__Exercise aim__
In the entries that follow, how many lines contain "assumptions"? Answer with the number only.

__Data provided__

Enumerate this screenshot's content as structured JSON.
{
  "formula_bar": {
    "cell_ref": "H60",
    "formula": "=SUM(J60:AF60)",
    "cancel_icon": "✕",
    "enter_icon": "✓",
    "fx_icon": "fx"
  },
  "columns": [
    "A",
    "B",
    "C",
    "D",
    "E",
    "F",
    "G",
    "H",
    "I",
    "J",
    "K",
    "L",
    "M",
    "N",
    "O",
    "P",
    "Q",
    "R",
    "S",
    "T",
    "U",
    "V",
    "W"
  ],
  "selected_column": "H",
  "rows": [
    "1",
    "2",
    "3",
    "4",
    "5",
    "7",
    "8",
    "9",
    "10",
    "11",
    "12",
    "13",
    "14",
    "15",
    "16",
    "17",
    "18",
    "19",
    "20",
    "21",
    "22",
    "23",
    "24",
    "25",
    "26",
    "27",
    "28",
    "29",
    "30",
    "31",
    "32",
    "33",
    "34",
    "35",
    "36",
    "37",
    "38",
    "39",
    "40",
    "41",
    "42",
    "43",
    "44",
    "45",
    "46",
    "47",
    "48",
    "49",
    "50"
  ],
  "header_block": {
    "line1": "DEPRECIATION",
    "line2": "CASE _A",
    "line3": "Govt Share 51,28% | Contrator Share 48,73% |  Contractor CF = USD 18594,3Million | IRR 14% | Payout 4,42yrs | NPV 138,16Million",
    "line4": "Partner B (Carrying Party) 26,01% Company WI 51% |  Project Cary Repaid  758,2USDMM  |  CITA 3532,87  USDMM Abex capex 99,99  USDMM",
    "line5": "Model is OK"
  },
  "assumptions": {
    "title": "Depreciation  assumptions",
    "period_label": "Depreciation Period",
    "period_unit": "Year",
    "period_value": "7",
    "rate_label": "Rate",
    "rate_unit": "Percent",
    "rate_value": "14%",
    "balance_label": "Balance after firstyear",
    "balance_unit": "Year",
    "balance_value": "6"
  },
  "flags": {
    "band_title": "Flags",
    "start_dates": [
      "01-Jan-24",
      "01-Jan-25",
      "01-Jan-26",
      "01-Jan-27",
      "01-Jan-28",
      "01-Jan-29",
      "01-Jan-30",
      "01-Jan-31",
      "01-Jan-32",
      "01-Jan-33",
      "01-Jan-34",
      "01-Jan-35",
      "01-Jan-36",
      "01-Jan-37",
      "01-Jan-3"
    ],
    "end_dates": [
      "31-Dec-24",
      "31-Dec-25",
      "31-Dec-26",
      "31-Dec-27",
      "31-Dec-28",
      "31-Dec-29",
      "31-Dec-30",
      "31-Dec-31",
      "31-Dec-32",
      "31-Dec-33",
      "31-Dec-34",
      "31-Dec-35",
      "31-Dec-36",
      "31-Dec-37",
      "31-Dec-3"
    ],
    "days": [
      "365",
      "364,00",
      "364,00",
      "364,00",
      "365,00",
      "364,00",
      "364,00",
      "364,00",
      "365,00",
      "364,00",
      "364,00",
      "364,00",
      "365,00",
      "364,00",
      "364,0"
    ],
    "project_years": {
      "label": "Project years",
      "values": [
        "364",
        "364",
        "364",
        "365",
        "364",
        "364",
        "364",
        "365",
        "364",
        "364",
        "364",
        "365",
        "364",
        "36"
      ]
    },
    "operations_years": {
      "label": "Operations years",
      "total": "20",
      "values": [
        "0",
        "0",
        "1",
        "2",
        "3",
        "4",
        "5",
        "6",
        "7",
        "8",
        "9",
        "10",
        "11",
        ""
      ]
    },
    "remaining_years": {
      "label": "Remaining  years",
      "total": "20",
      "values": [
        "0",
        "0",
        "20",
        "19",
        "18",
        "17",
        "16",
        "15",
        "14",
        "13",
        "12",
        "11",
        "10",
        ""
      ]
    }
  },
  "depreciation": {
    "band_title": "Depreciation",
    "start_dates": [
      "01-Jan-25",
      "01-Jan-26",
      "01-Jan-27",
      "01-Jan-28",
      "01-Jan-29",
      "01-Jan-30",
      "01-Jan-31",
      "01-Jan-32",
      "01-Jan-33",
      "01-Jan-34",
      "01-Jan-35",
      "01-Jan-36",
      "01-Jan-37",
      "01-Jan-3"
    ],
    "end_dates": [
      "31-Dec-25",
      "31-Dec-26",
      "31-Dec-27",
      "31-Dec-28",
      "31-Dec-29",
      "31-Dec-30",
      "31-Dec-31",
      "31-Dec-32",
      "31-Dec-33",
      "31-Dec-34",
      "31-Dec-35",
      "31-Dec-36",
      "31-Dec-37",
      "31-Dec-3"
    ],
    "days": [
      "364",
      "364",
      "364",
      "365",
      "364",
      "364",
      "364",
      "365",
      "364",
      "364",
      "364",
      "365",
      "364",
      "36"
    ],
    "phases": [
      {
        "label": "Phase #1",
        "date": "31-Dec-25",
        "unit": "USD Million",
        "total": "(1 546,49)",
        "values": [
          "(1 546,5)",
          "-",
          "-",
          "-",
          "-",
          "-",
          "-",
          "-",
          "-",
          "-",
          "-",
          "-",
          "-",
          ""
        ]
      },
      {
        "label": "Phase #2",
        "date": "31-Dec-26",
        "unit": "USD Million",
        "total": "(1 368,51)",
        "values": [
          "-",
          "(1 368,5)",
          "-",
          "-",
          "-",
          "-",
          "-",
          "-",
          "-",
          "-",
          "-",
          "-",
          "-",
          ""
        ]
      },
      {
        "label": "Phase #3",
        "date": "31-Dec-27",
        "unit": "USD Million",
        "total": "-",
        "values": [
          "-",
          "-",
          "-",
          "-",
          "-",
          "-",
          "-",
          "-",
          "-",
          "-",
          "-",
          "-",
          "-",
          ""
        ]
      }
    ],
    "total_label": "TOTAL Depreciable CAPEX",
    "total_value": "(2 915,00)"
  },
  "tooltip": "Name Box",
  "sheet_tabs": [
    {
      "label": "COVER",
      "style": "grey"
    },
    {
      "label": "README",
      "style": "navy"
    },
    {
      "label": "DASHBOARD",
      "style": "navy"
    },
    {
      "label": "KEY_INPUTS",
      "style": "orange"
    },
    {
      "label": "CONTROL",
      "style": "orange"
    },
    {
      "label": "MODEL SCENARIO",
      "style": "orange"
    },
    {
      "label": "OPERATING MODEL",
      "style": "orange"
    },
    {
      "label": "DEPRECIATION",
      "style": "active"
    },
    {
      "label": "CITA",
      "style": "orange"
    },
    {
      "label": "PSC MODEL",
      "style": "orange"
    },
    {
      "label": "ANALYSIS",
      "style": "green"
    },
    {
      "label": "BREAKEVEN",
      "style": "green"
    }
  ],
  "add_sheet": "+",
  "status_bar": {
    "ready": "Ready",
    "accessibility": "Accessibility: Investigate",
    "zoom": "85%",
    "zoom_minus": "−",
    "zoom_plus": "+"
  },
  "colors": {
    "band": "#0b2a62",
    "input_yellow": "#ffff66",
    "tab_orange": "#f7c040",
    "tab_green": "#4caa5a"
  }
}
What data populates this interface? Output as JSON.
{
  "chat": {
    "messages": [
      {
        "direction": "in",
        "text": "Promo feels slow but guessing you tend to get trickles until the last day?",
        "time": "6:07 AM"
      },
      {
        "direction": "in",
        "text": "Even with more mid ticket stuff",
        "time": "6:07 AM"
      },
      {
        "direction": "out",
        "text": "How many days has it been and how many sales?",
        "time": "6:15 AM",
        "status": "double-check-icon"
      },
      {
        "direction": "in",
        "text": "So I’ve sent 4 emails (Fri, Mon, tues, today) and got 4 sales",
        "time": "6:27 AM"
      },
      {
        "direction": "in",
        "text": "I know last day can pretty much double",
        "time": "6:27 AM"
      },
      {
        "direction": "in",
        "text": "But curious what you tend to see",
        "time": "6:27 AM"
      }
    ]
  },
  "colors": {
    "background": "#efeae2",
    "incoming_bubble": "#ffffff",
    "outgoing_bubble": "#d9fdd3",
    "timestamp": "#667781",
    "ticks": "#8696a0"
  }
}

__Written solution__
2